Reproduce only this part of the listing: the line with "Read all visible content and emit it as JSON.", plus every line after it through the last.
[BEGIN Exercise material]
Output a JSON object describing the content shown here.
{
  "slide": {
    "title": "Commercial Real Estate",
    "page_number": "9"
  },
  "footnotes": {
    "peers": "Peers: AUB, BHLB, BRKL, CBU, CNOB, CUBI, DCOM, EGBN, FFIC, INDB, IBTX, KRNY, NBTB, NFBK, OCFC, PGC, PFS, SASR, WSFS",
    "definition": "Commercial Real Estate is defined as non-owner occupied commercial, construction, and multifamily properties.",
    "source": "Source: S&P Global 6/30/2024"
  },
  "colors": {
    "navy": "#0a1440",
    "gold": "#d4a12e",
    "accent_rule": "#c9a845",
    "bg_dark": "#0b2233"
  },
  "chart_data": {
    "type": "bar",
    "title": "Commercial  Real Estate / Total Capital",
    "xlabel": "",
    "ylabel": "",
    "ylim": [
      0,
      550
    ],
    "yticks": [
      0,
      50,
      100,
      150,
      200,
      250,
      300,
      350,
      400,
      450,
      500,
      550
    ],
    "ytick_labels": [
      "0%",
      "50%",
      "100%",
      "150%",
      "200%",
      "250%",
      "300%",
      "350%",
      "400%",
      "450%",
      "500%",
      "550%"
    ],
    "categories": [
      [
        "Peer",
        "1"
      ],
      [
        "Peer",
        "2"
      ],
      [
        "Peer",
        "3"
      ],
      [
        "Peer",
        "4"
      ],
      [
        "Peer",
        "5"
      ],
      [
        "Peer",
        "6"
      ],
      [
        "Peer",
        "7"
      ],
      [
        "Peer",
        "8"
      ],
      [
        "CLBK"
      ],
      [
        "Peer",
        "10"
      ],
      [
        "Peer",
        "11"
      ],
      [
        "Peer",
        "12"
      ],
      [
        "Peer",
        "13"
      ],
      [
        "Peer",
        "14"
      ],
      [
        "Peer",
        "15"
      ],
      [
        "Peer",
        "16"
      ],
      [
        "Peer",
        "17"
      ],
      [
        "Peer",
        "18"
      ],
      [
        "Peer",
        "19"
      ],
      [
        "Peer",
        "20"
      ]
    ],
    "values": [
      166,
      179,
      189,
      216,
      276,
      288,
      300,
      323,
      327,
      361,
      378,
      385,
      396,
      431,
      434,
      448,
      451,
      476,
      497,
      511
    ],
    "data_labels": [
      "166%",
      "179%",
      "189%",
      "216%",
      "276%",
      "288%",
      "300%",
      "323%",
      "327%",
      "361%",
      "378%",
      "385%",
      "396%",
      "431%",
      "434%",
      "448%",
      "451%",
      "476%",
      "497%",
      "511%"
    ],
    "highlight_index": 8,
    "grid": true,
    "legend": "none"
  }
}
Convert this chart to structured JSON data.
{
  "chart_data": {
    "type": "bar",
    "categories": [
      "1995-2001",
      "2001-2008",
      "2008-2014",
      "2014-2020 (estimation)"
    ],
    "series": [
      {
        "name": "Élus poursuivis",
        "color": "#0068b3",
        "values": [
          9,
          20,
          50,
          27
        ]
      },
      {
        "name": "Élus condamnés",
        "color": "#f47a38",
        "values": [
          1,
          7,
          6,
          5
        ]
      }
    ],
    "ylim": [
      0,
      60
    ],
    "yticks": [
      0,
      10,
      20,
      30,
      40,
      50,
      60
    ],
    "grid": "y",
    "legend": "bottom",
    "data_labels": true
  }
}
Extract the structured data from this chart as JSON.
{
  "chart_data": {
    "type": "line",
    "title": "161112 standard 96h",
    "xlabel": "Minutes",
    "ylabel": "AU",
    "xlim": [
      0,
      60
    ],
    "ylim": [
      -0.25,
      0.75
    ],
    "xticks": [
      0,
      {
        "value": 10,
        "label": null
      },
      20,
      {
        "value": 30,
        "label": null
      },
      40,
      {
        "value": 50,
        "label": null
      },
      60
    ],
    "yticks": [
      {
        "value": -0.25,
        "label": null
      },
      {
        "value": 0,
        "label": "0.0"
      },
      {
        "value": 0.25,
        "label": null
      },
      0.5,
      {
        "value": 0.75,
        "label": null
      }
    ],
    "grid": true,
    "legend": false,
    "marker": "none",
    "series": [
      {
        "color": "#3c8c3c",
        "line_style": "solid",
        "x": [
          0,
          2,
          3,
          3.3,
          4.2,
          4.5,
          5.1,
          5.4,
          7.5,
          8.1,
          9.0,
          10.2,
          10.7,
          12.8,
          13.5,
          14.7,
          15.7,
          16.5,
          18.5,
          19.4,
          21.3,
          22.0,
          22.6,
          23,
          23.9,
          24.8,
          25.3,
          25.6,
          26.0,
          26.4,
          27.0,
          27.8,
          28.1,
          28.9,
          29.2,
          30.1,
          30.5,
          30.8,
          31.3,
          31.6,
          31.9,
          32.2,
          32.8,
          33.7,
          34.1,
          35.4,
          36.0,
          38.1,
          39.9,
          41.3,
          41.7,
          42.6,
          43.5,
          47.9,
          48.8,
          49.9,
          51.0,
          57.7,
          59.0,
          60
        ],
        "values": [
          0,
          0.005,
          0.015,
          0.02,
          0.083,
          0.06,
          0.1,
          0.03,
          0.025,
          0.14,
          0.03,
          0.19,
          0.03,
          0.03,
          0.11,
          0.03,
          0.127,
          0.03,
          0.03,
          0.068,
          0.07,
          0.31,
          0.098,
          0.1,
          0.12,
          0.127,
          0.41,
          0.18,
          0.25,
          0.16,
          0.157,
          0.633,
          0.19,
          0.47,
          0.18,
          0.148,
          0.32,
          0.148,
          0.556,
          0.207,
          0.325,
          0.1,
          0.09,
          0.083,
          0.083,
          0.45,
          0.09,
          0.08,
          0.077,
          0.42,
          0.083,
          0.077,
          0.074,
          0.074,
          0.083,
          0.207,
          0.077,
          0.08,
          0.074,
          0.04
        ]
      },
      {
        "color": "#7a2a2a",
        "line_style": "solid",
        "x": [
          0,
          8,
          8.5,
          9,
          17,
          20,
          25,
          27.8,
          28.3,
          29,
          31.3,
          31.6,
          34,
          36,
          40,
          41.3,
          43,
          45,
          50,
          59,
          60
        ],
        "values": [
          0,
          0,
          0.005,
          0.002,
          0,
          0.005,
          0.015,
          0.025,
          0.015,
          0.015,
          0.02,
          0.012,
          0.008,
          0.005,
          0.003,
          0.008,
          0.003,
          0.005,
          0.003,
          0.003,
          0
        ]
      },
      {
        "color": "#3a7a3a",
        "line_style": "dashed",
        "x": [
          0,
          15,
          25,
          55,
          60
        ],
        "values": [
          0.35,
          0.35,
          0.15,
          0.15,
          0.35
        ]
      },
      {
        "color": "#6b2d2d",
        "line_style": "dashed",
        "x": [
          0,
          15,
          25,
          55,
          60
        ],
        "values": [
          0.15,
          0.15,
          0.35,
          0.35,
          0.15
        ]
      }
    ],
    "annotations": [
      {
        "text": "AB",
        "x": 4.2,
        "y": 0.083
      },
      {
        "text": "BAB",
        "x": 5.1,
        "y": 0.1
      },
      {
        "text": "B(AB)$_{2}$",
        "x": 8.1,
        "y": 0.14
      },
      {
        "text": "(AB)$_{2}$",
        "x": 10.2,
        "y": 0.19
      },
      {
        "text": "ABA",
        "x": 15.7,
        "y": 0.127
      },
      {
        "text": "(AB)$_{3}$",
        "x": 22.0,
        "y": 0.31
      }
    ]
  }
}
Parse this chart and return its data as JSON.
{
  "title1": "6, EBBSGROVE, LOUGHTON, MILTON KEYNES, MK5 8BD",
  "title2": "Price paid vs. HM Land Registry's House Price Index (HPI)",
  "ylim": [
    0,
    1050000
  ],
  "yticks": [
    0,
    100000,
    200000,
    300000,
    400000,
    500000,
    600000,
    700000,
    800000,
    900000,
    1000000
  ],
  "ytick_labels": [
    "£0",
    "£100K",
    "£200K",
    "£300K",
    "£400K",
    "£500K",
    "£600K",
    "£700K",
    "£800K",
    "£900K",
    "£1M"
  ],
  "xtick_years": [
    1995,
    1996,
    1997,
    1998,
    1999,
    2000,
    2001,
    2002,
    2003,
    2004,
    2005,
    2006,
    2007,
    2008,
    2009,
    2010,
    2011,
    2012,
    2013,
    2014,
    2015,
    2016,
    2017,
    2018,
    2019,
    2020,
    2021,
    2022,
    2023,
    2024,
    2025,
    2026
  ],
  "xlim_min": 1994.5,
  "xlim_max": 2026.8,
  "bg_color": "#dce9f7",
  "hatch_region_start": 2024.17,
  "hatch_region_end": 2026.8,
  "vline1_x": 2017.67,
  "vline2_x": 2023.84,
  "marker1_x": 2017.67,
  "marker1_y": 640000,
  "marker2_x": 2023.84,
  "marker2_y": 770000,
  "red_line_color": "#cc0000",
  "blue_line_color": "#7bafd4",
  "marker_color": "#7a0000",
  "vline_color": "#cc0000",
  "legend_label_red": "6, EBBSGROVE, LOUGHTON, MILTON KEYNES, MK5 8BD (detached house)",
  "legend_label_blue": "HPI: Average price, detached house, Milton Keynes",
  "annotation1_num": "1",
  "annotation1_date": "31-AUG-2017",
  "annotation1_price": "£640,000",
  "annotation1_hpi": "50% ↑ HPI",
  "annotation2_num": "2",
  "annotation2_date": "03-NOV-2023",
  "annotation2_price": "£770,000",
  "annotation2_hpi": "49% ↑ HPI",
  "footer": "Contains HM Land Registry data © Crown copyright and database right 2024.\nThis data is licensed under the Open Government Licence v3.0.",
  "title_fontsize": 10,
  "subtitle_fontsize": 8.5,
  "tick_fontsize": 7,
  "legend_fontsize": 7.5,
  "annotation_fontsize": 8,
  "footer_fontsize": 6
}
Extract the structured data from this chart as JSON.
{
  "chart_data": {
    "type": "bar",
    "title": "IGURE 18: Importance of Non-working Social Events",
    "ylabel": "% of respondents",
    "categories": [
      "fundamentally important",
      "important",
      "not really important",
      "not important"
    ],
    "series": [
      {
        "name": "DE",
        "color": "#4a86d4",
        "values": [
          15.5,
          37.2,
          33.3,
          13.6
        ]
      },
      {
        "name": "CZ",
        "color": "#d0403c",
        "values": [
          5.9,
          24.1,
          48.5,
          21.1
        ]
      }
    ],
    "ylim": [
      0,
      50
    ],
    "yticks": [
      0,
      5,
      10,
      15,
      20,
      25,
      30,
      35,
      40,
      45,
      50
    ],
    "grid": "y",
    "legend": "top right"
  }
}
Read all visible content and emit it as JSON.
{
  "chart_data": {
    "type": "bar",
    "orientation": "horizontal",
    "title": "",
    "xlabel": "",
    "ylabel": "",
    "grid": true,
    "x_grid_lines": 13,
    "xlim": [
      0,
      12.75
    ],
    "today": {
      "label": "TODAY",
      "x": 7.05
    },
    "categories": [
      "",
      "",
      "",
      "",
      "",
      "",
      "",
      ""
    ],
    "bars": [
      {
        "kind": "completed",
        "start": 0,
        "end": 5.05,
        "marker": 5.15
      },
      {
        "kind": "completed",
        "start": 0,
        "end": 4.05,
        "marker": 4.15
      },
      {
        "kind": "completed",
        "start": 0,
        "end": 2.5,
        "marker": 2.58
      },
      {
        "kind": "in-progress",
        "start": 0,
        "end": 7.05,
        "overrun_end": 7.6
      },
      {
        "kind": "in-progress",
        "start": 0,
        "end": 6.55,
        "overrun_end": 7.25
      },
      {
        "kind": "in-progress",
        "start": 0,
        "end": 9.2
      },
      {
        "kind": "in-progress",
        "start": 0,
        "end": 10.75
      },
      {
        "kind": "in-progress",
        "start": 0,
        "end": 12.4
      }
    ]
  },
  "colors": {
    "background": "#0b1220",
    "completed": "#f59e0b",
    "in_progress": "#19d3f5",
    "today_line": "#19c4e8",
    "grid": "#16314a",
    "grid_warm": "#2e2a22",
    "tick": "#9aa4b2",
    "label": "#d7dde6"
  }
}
[END Exercise material]
● **Output of the task**:
Read all visible content and emit it as JSON.
{
  "chart_data": {
    "type": "bar",
    "orientation": "horizontal",
    "title": "",
    "xlabel": "",
    "ylabel": "",
    "grid": true,
    "x_grid_lines": 13,
    "xlim": [
      0,
      12.75
    ],
    "today": {
      "label": "TODAY",
      "x": 7.05
    },
    "categories": [
      "",
      "",
      "",
      "",
      "",
      "",
      "",
      ""
    ],
    "bars": [
      {
        "kind": "completed",
        "start": 0,
        "end": 5.05,
        "marker": 5.15
      },
      {
        "kind": "completed",
        "start": 0,
        "end": 4.05,
        "marker": 4.15
      },
      {
        "kind": "completed",
        "start": 0,
        "end": 2.5,
        "marker": 2.58
      },
      {
        "kind": "in-progress",
        "start": 0,
        "end": 7.05,
        "overrun_end": 7.6
      },
      {
        "kind": "in-progress",
        "start": 0,
        "end": 6.55,
        "overrun_end": 7.25
      },
      {
        "kind": "in-progress",
        "start": 0,
        "end": 9.2
      },
      {
        "kind": "in-progress",
        "start": 0,
        "end": 10.75
      },
      {
        "kind": "in-progress",
        "start": 0,
        "end": 12.4
      }
    ]
  },
  "colors": {
    "background": "#0b1220",
    "completed": "#f59e0b",
    "in_progress": "#19d3f5",
    "today_line": "#19c4e8",
    "grid": "#16314a",
    "grid_warm": "#2e2a22",
    "tick": "#9aa4b2",
    "label": "#d7dde6"
  }
}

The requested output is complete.